• **Task requirements**
Repeat the listing word for word. No pictures belong in the copy.

• **Data excerpts**
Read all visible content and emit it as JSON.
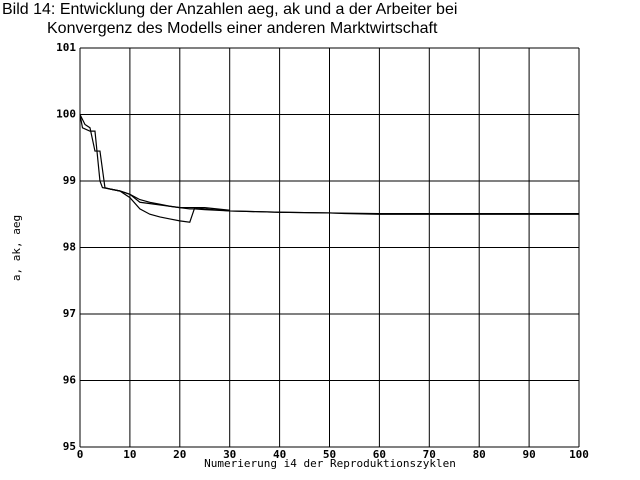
{
  "chart_data": {
    "type": "line",
    "title": [
      "Bild 14: Entwicklung der Anzahlen aeg, ak und a der Arbeiter bei",
      "Konvergenz des Modells einer anderen Marktwirtschaft"
    ],
    "x_label": "Numerierung i4 der Reproduktionszyklen",
    "y_label": "a, ak, aeg",
    "xlim": [
      0,
      100
    ],
    "xticks": [
      0,
      10,
      20,
      30,
      40,
      50,
      60,
      70,
      80,
      90,
      100
    ],
    "ylim": [
      95,
      101
    ],
    "yticks": [
      95,
      96,
      97,
      98,
      99,
      100,
      101
    ],
    "grid": true,
    "series": [
      {
        "color": "#000000",
        "x": [
          0,
          1,
          2,
          3,
          4,
          5,
          6,
          8,
          10,
          12,
          14,
          16,
          18,
          20,
          22,
          23,
          25,
          30,
          40,
          50,
          60,
          70,
          80,
          90,
          100
        ],
        "values": [
          100,
          99.85,
          99.8,
          99.45,
          99.45,
          98.9,
          98.88,
          98.85,
          98.8,
          98.72,
          98.68,
          98.65,
          98.62,
          98.6,
          98.6,
          98.6,
          98.58,
          98.55,
          98.53,
          98.52,
          98.51,
          98.51,
          98.51,
          98.51,
          98.51
        ]
      },
      {
        "color": "#000000",
        "x": [
          0,
          0.5,
          2,
          3,
          4,
          4.5,
          6,
          8,
          10,
          12,
          15,
          18,
          20,
          22,
          23,
          25,
          30,
          40,
          50,
          53,
          60,
          80,
          100
        ],
        "values": [
          100,
          99.8,
          99.75,
          99.75,
          99.0,
          98.9,
          98.88,
          98.85,
          98.8,
          98.68,
          98.65,
          98.62,
          98.6,
          98.58,
          98.58,
          98.57,
          98.55,
          98.53,
          98.52,
          98.51,
          98.5,
          98.5,
          98.5
        ]
      },
      {
        "color": "#000000",
        "x": [
          6,
          8,
          10,
          12,
          14,
          16,
          18,
          20,
          22,
          23,
          25,
          30
        ],
        "values": [
          98.88,
          98.85,
          98.75,
          98.58,
          98.5,
          98.46,
          98.43,
          98.4,
          98.38,
          98.6,
          98.6,
          98.56
        ]
      }
    ]
  }
}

• **Exercise response**
Read all visible content and emit it as JSON.
{
  "chart_data": {
    "type": "line",
    "title": [
      "Bild 14: Entwicklung der Anzahlen aeg, ak und a der Arbeiter bei",
      "Konvergenz des Modells einer anderen Marktwirtschaft"
    ],
    "x_label": "Numerierung i4 der Reproduktionszyklen",
    "y_label": "a, ak, aeg",
    "xlim": [
      0,
      100
    ],
    "xticks": [
      0,
      10,
      20,
      30,
      40,
      50,
      60,
      70,
      80,
      90,
      100
    ],
    "ylim": [
      95,
      101
    ],
    "yticks": [
      95,
      96,
      97,
      98,
      99,
      100,
      101
    ],
    "grid": true,
    "series": [
      {
        "color": "#000000",
        "x": [
          0,
          1,
          2,
          3,
          4,
          5,
          6,
          8,
          10,
          12,
          14,
          16,
          18,
          20,
          22,
          23,
          25,
          30,
          40,
          50,
          60,
          70,
          80,
          90,
          100
        ],
        "values": [
          100,
          99.85,
          99.8,
          99.45,
          99.45,
          98.9,
          98.88,
          98.85,
          98.8,
          98.72,
          98.68,
          98.65,
          98.62,
          98.6,
          98.6,
          98.6,
          98.58,
          98.55,
          98.53,
          98.52,
          98.51,
          98.51,
          98.51,
          98.51,
          98.51
        ]
      },
      {
        "color": "#000000",
        "x": [
          0,
          0.5,
          2,
          3,
          4,
          4.5,
          6,
          8,
          10,
          12,
          15,
          18,
          20,
          22,
          23,
          25,
          30,
          40,
          50,
          53,
          60,
          80,
          100
        ],
        "values": [
          100,
          99.8,
          99.75,
          99.75,
          99.0,
          98.9,
          98.88,
          98.85,
          98.8,
          98.68,
          98.65,
          98.62,
          98.6,
          98.58,
          98.58,
          98.57,
          98.55,
          98.53,
          98.52,
          98.51,
          98.5,
          98.5,
          98.5
        ]
      },
      {
        "color": "#000000",
        "x": [
          6,
          8,
          10,
          12,
          14,
          16,
          18,
          20,
          22,
          23,
          25,
          30
        ],
        "values": [
          98.88,
          98.85,
          98.75,
          98.58,
          98.5,
          98.46,
          98.43,
          98.4,
          98.38,
          98.6,
          98.6,
          98.56
        ]
      }
    ]
  }
}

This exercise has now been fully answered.